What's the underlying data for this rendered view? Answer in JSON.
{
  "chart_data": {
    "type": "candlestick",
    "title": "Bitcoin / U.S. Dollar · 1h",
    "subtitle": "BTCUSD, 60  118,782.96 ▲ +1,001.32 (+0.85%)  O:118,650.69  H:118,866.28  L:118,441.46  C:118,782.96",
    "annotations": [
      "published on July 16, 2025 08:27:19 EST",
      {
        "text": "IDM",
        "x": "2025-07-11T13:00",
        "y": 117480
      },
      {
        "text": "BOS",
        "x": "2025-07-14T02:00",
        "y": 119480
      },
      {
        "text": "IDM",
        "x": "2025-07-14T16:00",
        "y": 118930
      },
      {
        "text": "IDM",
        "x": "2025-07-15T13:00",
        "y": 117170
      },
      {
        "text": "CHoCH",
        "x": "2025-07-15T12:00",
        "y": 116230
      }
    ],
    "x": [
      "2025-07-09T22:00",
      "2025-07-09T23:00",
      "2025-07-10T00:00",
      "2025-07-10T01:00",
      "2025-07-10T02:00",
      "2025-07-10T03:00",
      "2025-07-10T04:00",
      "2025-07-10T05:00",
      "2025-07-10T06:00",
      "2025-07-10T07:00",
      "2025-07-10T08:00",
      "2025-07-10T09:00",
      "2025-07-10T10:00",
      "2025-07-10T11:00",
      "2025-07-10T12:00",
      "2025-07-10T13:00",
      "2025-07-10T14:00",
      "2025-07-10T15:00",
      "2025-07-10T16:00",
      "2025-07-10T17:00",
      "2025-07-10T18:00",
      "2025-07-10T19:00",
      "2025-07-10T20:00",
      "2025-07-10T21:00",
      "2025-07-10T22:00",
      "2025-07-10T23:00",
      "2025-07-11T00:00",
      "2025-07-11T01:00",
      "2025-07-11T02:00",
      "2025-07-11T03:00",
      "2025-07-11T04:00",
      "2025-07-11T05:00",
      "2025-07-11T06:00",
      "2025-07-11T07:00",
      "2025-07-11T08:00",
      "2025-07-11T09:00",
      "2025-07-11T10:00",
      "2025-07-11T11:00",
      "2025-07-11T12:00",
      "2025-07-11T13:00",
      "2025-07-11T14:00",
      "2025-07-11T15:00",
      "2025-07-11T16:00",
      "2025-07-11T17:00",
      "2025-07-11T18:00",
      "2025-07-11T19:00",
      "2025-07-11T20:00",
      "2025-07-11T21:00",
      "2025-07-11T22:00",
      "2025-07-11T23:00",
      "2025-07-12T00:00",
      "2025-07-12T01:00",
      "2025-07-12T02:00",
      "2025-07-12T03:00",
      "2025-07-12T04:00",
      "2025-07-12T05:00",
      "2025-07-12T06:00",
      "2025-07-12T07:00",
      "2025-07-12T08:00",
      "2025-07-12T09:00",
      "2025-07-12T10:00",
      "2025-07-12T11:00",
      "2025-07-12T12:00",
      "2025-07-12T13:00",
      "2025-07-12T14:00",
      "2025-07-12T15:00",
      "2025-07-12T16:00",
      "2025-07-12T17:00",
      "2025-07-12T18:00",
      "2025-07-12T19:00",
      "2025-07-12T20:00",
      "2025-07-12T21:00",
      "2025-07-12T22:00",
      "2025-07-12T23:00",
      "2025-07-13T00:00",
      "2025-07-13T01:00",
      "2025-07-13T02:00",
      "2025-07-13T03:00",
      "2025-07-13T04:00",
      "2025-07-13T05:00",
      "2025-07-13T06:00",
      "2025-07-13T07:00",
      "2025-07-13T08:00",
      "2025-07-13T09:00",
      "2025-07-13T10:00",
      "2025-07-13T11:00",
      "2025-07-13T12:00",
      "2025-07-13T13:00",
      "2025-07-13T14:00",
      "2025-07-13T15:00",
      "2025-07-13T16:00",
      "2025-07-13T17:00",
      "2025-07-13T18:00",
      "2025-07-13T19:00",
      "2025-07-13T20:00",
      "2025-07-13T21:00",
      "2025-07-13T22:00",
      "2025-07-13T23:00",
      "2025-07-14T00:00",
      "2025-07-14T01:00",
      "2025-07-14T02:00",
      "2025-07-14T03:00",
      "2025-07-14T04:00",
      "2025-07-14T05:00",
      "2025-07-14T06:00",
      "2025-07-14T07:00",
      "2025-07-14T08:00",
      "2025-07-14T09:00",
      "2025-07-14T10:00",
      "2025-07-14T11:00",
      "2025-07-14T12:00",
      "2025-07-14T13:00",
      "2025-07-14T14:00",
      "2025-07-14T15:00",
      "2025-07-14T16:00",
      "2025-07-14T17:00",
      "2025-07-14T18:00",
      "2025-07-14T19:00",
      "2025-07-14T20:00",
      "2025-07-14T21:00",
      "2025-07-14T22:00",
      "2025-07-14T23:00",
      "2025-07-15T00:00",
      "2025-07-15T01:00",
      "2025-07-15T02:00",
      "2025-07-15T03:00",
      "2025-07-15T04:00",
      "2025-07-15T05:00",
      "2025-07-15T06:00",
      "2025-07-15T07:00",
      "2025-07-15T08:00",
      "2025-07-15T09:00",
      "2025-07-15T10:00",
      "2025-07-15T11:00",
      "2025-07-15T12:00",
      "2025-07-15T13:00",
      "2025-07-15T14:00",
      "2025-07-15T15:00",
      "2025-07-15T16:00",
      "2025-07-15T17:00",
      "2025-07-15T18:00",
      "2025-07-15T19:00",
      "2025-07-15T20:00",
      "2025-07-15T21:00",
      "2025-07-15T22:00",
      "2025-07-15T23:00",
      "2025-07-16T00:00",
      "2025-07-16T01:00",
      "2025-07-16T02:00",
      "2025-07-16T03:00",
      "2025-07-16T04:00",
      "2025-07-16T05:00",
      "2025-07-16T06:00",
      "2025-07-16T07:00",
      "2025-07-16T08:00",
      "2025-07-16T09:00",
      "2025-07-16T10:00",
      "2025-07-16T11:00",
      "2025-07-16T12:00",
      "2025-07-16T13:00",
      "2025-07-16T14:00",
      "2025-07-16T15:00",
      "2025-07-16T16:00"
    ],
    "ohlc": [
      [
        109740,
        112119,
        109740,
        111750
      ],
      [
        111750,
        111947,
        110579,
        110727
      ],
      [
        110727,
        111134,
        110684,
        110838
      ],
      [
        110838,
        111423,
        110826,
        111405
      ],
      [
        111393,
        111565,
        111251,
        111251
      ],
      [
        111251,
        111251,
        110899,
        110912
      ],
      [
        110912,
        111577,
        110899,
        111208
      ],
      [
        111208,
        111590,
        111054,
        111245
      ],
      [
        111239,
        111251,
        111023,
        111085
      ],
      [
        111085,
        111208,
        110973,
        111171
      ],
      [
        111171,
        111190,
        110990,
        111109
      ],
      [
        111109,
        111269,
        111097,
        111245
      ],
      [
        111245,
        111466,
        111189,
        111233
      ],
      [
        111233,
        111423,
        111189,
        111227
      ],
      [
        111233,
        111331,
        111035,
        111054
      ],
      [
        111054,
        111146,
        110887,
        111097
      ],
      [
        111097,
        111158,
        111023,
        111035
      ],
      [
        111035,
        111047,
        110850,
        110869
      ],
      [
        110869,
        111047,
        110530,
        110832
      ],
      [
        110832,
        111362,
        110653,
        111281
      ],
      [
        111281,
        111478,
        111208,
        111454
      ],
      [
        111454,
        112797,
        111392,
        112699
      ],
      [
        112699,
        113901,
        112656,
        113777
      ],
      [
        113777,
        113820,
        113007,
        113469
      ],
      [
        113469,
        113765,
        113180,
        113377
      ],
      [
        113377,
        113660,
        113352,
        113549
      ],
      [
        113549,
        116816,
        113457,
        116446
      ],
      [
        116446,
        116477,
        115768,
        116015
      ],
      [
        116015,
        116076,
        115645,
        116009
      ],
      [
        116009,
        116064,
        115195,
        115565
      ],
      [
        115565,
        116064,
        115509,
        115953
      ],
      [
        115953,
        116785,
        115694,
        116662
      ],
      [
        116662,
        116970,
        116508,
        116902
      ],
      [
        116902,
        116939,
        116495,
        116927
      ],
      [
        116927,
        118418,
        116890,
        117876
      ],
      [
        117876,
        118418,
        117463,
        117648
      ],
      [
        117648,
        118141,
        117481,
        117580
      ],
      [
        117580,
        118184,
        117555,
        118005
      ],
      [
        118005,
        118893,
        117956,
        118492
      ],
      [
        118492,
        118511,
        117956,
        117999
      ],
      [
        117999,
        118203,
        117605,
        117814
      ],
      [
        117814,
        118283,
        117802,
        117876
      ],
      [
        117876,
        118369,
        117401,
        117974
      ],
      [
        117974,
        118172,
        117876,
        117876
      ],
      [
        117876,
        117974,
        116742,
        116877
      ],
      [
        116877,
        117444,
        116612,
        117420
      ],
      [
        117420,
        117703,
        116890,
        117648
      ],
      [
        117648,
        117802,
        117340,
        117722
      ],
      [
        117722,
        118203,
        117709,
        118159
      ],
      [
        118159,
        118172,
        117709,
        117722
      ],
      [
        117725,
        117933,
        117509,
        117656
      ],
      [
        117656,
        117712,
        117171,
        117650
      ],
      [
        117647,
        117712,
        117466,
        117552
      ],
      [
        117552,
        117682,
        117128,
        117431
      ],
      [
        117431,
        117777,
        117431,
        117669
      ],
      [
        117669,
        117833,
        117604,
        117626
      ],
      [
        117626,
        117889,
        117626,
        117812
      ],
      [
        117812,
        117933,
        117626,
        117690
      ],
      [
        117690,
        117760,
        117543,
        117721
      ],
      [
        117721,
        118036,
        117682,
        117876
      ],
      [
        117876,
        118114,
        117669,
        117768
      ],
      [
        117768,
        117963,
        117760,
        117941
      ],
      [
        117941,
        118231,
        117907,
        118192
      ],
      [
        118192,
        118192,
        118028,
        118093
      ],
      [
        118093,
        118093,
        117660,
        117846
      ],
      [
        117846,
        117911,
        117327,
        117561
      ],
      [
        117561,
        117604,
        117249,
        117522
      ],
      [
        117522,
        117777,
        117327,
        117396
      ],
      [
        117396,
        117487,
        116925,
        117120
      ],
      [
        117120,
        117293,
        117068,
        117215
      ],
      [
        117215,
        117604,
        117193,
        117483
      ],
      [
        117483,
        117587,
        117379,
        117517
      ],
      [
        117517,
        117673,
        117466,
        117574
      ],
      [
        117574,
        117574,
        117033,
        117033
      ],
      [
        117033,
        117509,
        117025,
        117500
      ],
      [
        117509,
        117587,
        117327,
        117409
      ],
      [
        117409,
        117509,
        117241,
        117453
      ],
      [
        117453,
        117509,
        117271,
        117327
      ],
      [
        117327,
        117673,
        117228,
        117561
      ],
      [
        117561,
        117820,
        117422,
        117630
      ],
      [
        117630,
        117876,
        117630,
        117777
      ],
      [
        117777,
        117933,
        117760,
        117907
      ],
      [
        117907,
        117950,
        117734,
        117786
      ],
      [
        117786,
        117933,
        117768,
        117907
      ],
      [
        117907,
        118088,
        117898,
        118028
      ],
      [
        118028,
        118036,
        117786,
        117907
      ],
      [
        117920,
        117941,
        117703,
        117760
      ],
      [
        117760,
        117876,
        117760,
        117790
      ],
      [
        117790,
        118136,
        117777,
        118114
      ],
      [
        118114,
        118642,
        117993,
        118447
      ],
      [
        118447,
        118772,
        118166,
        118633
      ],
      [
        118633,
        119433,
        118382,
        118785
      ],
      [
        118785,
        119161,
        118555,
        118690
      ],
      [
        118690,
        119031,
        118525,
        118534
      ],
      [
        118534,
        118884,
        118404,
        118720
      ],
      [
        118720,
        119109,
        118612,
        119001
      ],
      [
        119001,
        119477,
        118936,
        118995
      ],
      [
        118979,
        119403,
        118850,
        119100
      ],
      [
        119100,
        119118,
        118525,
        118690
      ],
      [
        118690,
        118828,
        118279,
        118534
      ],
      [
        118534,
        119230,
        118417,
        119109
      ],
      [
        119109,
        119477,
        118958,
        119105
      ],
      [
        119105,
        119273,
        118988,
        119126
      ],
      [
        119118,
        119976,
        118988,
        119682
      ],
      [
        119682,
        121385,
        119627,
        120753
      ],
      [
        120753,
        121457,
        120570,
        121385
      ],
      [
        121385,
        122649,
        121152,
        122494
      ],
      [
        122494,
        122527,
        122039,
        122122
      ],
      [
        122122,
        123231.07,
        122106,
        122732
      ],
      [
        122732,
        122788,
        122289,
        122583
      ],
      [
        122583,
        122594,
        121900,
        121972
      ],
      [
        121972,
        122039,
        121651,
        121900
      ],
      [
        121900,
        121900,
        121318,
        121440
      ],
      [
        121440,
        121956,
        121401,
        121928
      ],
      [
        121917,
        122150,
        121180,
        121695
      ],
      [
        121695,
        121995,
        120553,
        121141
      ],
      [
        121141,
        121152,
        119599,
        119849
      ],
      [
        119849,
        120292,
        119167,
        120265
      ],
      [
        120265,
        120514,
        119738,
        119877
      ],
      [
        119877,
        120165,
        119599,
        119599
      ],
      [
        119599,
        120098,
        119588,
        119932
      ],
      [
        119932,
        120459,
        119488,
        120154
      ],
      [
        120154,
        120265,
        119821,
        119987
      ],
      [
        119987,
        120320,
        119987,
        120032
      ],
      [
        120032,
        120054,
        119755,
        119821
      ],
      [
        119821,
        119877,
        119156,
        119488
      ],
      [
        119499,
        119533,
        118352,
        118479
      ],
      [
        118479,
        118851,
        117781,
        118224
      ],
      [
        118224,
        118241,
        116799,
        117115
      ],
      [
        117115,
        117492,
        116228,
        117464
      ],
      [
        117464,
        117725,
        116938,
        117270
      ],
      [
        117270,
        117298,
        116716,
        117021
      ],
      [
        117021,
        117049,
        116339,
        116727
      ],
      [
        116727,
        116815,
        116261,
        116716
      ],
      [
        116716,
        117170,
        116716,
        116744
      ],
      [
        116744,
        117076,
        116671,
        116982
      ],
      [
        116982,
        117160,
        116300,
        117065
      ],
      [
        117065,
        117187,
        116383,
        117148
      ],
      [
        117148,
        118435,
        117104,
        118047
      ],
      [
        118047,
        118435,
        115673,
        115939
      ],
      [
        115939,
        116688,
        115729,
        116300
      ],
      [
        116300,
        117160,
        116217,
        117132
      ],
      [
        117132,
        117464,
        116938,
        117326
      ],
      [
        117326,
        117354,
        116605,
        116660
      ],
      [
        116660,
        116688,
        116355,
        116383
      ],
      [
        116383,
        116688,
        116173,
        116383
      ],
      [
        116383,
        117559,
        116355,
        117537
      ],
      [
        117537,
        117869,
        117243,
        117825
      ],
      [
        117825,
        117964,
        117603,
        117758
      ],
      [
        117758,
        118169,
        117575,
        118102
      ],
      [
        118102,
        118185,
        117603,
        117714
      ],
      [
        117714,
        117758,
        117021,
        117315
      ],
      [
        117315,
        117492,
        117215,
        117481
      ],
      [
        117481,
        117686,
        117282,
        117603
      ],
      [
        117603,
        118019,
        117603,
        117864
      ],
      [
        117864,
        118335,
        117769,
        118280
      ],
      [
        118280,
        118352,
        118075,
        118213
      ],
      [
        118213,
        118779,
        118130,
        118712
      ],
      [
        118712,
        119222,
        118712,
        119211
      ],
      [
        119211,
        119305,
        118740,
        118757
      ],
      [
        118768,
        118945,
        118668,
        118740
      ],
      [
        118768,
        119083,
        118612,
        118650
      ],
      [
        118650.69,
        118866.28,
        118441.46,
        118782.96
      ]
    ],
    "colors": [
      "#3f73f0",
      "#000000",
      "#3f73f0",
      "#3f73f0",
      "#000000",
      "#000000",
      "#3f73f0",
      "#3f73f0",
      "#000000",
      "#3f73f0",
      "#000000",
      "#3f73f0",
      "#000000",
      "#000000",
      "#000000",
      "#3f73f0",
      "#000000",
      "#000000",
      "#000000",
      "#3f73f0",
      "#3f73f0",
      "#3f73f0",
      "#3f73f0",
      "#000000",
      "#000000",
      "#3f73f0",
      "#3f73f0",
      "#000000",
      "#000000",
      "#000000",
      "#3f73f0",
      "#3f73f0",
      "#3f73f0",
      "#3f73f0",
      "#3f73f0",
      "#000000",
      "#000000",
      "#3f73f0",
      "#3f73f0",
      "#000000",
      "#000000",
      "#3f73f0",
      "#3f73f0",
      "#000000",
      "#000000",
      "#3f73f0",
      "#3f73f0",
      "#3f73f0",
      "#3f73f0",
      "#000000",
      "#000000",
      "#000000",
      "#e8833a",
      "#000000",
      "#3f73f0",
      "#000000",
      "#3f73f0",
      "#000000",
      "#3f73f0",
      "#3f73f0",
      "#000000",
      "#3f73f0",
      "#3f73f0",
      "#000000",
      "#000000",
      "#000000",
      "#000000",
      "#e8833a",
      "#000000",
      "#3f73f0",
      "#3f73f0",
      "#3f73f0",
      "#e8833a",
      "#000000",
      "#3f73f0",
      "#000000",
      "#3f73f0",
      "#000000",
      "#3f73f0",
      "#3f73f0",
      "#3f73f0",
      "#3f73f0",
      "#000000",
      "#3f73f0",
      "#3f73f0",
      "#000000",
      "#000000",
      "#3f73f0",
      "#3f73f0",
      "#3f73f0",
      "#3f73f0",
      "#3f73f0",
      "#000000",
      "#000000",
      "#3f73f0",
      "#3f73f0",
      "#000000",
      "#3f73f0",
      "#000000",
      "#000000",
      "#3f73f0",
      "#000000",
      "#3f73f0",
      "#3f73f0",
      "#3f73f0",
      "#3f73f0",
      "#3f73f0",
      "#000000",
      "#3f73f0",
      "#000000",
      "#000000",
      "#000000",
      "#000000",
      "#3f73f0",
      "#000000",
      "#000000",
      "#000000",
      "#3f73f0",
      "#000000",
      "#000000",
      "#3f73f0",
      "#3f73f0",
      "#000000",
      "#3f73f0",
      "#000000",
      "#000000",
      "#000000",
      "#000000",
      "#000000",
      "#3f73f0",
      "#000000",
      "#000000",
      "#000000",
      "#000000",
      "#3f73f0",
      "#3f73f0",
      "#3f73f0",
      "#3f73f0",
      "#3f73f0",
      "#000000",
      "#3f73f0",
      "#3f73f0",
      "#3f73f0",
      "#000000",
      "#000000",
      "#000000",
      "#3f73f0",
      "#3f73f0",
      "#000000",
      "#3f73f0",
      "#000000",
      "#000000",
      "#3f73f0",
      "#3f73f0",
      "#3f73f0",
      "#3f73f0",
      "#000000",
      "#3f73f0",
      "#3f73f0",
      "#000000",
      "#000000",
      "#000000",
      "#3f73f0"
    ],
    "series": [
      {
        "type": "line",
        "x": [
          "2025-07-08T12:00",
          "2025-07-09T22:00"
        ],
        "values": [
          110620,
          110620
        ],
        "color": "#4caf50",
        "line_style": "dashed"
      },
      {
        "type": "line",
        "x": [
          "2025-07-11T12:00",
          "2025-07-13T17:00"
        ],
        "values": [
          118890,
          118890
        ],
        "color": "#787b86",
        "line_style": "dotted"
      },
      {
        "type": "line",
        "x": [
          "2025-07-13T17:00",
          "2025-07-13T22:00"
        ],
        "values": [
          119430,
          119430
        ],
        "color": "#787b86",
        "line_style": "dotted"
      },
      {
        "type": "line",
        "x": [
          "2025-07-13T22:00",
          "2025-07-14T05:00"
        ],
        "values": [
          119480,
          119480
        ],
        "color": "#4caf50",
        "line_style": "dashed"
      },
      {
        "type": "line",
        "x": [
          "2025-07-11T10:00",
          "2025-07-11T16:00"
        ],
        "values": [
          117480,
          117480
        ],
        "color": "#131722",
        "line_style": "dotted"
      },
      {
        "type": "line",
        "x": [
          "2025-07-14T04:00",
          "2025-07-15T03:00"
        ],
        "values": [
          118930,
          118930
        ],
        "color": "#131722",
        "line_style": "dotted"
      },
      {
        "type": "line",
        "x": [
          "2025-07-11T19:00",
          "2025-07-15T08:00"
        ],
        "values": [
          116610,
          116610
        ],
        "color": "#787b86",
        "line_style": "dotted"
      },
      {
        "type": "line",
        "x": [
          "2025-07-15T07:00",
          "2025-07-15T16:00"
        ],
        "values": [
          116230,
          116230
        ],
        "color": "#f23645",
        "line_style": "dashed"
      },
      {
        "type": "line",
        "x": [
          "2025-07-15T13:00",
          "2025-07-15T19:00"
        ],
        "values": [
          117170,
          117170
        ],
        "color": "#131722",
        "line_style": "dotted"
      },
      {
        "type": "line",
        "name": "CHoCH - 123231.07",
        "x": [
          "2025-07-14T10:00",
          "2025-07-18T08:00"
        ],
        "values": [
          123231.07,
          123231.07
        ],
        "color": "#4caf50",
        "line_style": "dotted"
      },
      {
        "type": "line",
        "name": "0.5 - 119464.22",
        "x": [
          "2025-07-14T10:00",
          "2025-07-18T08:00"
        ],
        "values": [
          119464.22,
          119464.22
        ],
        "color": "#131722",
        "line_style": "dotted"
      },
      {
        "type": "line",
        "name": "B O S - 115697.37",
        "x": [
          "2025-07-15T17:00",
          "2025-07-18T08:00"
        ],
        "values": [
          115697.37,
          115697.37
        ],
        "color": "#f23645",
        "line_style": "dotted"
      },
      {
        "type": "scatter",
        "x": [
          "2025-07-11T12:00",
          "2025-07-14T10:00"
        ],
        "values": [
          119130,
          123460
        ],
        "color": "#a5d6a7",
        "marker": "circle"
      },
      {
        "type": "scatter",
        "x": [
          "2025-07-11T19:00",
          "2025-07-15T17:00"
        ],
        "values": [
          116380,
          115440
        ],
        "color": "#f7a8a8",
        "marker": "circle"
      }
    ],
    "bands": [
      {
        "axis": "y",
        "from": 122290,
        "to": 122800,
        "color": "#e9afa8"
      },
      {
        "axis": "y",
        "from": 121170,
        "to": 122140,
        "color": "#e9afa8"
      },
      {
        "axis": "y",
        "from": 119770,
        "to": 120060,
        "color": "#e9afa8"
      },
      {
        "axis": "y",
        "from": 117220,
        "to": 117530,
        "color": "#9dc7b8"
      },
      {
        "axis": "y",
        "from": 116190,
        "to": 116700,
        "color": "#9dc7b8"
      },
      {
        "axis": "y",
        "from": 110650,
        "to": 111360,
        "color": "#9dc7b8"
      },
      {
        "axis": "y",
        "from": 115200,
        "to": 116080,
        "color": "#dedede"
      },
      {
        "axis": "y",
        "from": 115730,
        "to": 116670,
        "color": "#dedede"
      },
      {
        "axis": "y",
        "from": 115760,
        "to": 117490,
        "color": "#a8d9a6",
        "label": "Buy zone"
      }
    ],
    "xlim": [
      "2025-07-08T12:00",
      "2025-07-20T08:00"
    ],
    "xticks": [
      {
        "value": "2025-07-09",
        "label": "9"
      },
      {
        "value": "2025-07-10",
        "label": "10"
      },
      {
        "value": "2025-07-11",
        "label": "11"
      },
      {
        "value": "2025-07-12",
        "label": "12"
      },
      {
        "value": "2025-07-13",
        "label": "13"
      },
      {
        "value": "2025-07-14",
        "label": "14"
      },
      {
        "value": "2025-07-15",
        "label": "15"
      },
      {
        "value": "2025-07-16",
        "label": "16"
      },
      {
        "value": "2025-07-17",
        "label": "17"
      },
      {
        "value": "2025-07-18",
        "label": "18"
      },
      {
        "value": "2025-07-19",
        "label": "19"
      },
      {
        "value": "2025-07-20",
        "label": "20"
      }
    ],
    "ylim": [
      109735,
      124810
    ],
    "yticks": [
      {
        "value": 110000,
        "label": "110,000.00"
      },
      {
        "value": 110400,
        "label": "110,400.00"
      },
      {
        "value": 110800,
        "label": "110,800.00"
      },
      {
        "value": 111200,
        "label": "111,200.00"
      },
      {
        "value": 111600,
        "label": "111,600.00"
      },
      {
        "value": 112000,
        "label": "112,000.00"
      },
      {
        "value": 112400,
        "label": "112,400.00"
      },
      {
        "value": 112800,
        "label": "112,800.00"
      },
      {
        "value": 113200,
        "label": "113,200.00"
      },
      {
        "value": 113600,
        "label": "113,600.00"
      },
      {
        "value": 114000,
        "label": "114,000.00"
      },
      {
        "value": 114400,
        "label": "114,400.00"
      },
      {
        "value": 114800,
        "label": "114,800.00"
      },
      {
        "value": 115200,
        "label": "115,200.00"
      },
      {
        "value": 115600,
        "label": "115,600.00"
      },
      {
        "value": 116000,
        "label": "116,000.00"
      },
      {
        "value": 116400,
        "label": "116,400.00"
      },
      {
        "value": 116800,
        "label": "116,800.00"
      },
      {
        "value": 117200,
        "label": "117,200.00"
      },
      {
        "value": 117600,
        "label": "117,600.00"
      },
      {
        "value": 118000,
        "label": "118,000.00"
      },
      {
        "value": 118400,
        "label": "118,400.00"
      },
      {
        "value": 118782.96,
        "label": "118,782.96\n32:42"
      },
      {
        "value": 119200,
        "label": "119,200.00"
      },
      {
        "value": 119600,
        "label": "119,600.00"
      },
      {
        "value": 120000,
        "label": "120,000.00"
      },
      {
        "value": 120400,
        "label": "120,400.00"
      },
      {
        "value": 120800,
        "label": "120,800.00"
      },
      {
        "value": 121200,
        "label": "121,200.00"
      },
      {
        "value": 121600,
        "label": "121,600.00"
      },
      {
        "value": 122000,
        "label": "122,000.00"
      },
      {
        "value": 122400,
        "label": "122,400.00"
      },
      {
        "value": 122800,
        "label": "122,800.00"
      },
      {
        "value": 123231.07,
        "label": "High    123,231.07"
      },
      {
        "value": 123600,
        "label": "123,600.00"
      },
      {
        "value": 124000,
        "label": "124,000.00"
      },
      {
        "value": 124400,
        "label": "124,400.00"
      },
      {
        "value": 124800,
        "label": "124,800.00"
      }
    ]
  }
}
=====
• [WHAT YOU NEED TO DO]: From the records above, report the count of lines containing "name" and nothing more.

• [SOLUTION FOR THIS EXERCISE]: 3